* _RECORD EXCERPTS_:

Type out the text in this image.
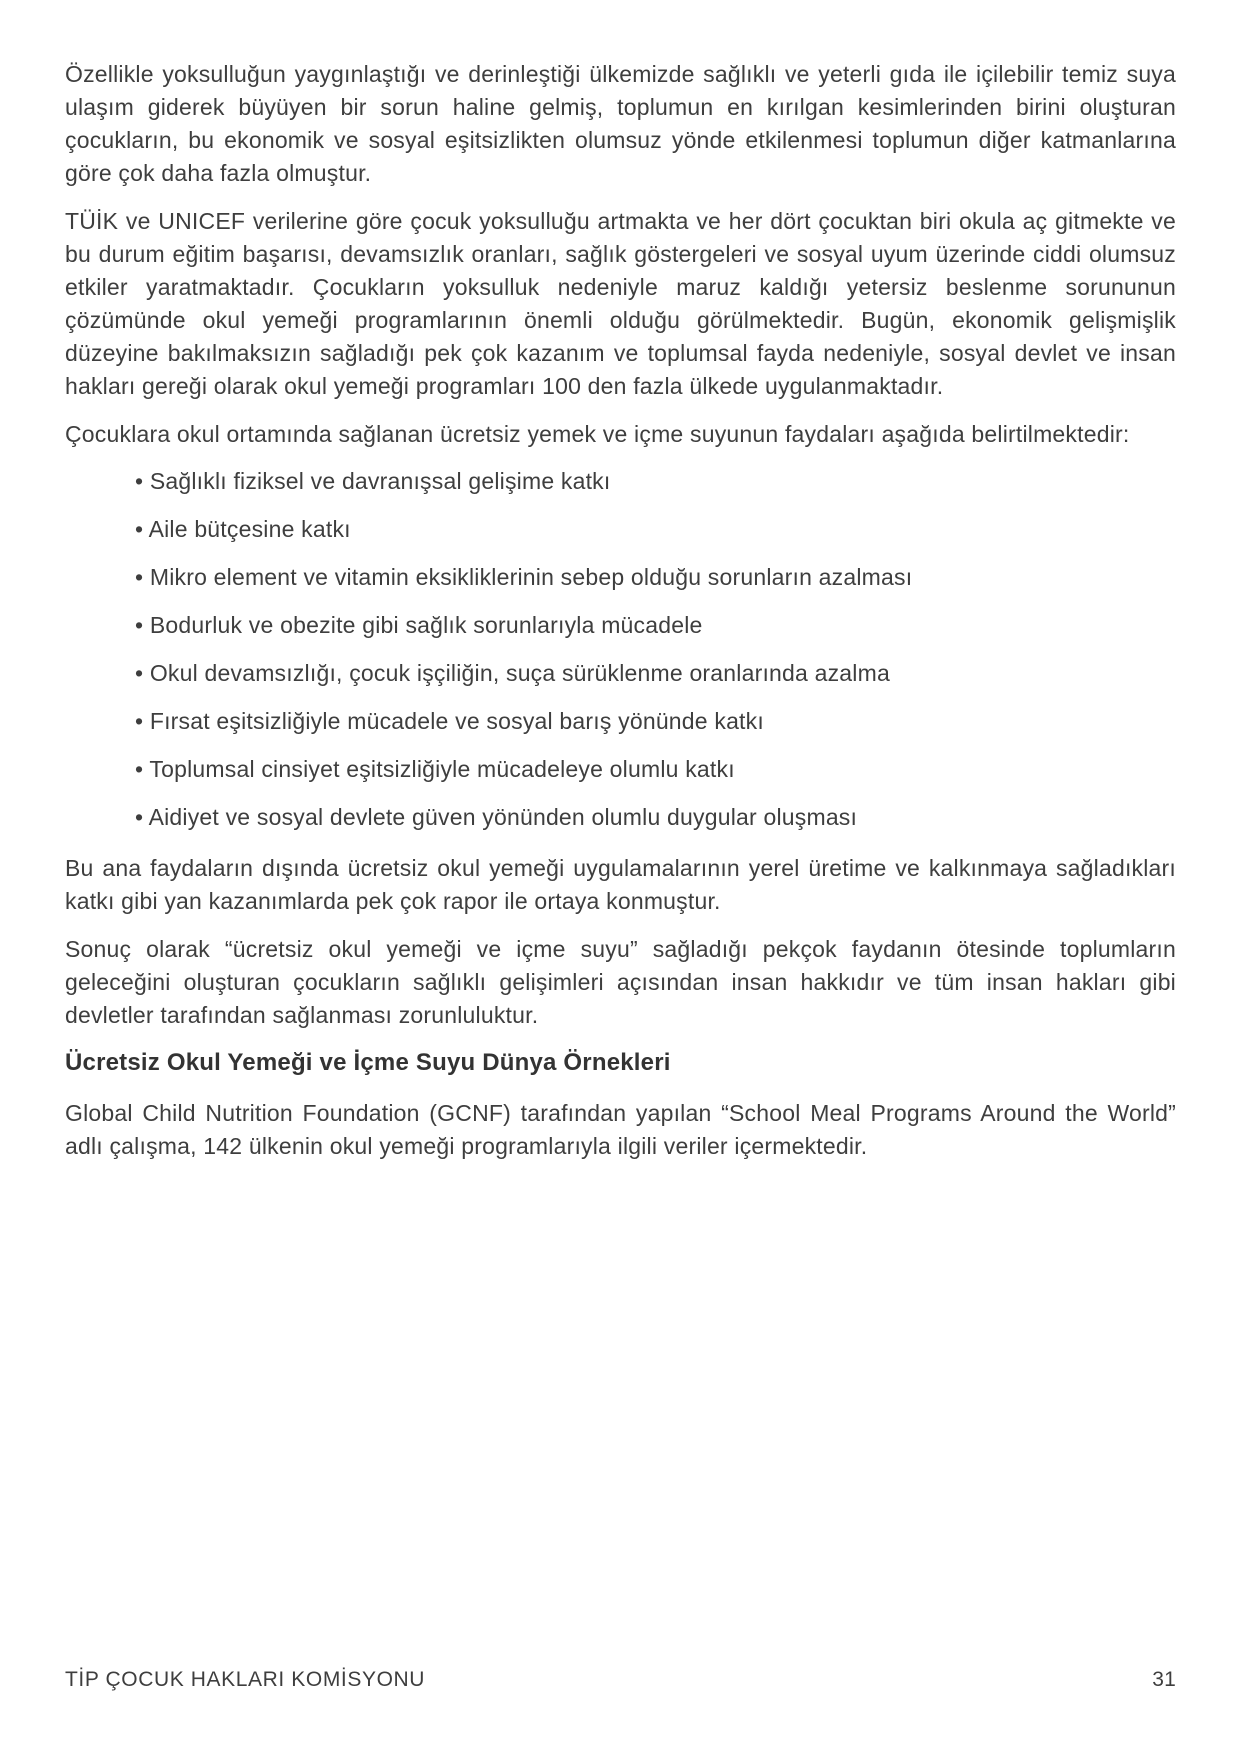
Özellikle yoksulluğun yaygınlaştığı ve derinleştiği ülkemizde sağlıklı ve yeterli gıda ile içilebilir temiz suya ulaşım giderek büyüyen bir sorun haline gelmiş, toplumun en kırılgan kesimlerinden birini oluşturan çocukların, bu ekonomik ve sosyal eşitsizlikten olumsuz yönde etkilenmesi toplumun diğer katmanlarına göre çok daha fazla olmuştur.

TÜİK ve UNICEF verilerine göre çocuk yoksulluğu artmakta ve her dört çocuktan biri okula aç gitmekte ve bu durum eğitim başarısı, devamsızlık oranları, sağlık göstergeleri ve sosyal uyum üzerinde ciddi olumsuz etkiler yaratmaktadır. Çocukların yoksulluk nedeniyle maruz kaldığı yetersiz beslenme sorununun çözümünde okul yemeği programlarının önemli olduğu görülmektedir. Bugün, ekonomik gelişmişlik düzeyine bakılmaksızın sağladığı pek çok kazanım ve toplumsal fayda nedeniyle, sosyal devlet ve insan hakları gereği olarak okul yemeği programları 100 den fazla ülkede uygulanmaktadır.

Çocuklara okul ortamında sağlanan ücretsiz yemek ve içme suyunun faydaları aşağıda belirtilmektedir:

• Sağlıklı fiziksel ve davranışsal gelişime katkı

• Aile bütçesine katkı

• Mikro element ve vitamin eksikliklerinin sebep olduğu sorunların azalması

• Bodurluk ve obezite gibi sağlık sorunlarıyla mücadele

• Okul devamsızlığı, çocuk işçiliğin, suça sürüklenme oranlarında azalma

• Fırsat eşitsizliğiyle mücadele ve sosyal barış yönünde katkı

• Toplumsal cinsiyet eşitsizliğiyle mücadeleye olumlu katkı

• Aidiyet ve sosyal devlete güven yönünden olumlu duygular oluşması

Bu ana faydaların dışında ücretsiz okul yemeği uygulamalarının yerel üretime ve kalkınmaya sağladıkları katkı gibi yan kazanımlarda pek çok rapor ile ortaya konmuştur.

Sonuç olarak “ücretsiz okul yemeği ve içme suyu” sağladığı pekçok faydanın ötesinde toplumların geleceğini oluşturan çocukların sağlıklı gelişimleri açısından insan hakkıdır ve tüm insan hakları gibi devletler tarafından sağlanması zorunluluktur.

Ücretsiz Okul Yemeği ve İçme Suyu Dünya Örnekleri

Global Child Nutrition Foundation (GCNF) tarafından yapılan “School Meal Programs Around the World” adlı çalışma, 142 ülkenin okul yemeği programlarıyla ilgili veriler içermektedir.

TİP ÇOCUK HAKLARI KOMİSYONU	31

--

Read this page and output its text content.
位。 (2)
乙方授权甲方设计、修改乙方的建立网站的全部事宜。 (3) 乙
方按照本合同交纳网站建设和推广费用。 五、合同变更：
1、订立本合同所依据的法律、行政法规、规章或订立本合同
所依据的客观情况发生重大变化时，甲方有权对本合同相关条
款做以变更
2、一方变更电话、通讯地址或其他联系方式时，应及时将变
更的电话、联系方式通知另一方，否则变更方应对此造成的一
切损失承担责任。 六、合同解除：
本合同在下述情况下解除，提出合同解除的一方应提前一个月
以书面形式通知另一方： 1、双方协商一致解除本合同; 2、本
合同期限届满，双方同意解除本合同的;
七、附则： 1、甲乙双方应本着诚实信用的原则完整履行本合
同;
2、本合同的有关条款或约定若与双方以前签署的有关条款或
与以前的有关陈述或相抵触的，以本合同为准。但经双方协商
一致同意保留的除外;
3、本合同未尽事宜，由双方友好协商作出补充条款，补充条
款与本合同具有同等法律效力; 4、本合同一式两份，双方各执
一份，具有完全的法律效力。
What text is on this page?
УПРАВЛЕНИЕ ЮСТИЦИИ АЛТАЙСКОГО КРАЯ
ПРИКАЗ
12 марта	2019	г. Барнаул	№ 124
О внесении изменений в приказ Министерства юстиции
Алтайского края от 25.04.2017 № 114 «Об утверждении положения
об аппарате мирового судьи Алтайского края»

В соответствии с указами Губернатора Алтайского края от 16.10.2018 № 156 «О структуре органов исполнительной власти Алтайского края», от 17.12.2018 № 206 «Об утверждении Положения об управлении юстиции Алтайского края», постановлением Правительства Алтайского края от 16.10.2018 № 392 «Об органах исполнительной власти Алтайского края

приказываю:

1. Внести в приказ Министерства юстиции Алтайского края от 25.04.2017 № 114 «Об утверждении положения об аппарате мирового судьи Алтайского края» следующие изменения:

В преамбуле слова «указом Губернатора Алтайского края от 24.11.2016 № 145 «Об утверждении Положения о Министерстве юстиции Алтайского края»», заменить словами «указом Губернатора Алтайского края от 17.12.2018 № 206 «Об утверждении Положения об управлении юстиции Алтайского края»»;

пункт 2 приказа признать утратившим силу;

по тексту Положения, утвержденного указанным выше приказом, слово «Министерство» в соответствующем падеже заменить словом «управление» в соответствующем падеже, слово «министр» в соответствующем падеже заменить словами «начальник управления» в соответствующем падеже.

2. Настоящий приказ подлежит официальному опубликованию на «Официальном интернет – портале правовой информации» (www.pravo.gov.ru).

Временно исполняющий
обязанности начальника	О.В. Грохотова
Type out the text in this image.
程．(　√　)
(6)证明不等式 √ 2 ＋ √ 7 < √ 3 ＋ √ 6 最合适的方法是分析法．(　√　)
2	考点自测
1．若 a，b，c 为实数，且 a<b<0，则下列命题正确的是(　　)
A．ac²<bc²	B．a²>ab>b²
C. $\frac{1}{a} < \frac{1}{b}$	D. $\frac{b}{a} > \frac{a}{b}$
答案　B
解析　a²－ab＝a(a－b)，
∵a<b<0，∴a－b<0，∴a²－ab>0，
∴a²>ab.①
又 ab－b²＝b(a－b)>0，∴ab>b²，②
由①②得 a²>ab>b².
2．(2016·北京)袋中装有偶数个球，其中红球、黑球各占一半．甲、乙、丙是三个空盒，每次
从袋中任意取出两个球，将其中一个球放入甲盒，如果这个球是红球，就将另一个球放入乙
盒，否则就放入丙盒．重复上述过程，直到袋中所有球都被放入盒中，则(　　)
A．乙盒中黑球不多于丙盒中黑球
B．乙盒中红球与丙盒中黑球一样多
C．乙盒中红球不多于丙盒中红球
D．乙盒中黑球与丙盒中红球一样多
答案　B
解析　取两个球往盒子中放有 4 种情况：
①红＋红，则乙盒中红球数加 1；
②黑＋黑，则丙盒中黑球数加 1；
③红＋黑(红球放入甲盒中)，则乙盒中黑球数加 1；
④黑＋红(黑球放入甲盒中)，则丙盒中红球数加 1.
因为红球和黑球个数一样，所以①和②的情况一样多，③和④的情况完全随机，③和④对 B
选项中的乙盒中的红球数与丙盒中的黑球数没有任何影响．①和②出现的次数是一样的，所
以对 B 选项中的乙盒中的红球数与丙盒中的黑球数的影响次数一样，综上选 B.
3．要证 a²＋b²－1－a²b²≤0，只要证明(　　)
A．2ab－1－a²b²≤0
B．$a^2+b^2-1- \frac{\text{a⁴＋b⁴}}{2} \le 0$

* * *

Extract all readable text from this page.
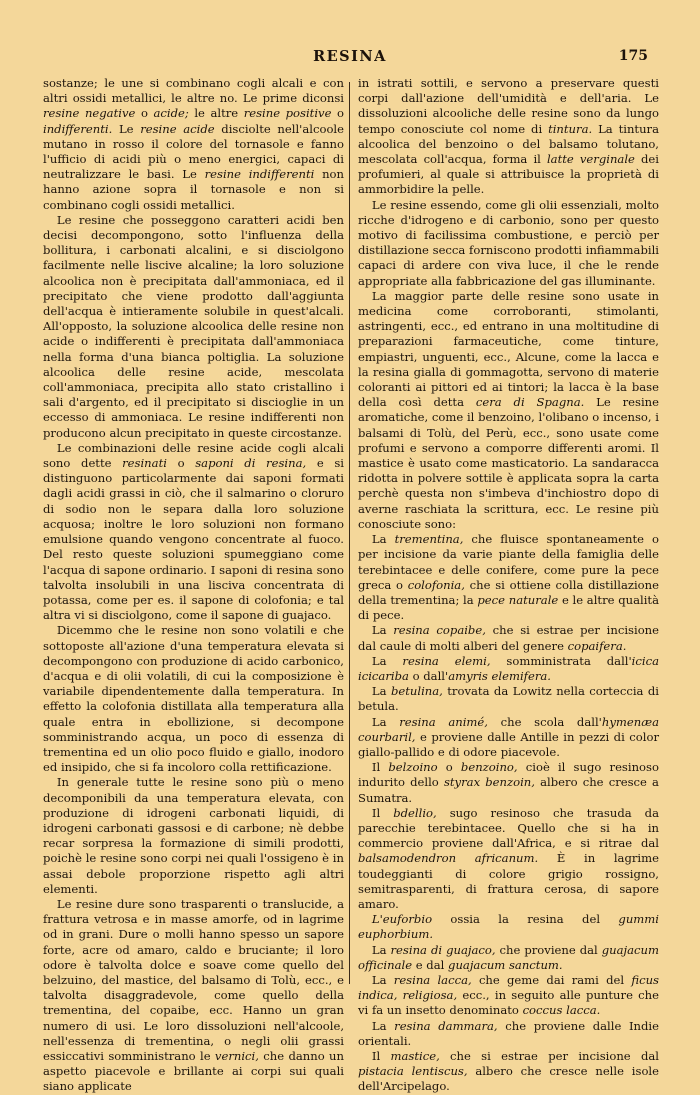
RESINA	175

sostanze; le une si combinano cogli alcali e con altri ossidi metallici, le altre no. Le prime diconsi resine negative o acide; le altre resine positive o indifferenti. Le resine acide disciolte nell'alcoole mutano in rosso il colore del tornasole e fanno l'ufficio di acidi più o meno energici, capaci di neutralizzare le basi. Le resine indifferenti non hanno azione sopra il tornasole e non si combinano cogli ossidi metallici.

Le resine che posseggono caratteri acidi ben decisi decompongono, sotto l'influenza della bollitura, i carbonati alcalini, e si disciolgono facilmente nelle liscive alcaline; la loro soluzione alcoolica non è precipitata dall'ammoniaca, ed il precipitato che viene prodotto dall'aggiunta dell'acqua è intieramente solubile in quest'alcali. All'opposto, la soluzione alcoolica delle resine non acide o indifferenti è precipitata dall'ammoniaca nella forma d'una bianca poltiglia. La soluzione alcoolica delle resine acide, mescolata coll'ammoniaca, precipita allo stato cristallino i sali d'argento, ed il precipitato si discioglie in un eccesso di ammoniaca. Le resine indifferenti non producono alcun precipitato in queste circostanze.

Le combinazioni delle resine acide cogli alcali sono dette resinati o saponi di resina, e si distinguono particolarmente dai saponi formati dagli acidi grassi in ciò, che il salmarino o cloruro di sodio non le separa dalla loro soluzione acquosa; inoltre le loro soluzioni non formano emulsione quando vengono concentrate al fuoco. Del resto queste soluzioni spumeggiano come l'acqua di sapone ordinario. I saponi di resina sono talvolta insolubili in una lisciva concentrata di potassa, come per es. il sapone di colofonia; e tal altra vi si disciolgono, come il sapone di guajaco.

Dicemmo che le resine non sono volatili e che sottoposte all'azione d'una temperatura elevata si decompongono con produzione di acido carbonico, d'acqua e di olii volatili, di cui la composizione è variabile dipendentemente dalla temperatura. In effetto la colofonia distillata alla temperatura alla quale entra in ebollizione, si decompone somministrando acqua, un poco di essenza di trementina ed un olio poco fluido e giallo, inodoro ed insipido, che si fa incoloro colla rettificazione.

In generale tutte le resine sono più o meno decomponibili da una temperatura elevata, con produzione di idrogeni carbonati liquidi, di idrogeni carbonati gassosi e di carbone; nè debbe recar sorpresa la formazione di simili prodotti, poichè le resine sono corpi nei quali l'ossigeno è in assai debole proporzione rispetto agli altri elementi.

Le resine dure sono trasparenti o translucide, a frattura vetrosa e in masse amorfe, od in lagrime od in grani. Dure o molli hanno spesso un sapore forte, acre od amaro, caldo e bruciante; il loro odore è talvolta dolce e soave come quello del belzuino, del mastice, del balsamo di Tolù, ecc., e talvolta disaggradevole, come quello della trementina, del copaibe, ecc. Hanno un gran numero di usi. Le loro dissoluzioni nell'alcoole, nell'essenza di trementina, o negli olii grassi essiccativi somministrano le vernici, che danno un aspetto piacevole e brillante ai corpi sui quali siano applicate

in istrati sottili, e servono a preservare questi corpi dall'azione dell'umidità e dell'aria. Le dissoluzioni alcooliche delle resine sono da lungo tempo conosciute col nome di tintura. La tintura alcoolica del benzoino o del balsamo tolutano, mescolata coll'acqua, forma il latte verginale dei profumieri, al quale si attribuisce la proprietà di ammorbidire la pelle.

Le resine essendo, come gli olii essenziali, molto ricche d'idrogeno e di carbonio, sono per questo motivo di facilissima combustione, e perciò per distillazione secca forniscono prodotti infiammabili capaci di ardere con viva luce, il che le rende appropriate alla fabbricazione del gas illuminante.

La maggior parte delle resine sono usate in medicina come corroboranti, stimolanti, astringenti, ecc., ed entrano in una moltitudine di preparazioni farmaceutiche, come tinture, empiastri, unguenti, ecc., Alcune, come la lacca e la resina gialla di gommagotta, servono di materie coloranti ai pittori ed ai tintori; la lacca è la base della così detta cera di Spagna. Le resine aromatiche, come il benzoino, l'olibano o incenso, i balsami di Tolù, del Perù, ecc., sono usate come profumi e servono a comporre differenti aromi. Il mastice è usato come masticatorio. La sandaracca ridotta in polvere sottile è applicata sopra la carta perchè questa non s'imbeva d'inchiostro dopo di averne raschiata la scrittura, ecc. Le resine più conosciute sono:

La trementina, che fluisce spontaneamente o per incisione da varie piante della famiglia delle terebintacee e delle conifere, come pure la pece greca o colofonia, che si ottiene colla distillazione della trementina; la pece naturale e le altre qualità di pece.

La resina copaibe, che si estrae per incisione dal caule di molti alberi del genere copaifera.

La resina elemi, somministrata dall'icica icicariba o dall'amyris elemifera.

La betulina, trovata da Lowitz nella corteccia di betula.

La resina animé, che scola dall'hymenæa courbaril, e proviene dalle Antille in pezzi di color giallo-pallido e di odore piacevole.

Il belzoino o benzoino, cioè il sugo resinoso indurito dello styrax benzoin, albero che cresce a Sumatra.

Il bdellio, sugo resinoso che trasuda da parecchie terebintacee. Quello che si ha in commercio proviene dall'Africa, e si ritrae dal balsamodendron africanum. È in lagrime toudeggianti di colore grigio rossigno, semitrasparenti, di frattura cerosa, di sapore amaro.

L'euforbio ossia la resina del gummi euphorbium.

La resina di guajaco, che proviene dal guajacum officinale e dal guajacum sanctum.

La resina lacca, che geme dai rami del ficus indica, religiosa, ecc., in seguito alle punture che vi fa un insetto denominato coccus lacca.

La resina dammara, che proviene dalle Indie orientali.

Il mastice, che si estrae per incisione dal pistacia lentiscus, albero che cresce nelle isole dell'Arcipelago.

* _EXERCISE DESCRIPTION_: Return each line among the entries that holds the word "grassi".

* _OUTPUT FOR THIS TASK_:
Le combinazioni delle resine acide cogli alcali sono dette resinati o saponi di resina, e si distinguono particolarmente dai saponi formati dagli acidi grassi in ciò, che il salmarino o cloruro di sodio non le separa dalla loro soluzione acquosa; inoltre le loro soluzioni non formano emulsione quando vengono concentrate al fuoco. Del resto queste soluzioni spumeggiano come l'acqua di sapone ordinario. I saponi di resina sono talvolta insolubili in una lisciva concentrata di potassa, come per es. il sapone di colofonia; e tal altra vi si disciolgono, come il sapone di guajaco.
Le resine dure sono trasparenti o translucide, a frattura vetrosa e in masse amorfe, od in lagrime od in grani. Dure o molli hanno spesso un sapore forte, acre od amaro, caldo e bruciante; il loro odore è talvolta dolce e soave come quello del belzuino, del mastice, del balsamo di Tolù, ecc., e talvolta disaggradevole, come quello della trementina, del copaibe, ecc. Hanno un gran numero di usi. Le loro dissoluzioni nell'alcoole, nell'essenza di trementina, o negli olii grassi essiccativi somministrano le vernici, che danno un aspetto piacevole e brillante ai corpi sui quali siano applicate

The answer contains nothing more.